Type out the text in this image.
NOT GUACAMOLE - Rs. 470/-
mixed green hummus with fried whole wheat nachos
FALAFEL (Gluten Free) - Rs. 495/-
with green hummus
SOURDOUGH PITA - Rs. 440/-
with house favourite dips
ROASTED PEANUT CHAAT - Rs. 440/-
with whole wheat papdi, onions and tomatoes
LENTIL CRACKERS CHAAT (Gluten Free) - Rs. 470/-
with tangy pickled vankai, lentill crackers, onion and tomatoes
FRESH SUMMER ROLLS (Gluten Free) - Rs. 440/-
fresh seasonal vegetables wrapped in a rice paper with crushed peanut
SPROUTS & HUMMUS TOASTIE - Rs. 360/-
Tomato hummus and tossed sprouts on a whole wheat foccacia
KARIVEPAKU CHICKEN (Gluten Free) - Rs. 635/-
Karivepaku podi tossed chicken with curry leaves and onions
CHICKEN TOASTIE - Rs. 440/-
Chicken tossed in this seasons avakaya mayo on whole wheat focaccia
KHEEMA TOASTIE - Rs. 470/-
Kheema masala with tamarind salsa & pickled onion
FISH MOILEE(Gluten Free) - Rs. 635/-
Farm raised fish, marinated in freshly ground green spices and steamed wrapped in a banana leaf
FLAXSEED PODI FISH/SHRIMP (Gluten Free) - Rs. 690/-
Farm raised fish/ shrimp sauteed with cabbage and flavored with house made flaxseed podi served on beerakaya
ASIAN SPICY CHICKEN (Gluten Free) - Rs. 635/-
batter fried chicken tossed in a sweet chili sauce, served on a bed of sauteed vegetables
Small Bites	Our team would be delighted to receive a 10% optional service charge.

> **Problem to work on**:
Find every line with "sauteed" in the listing and state how many there are, nothing else.

> **Task solution**:
2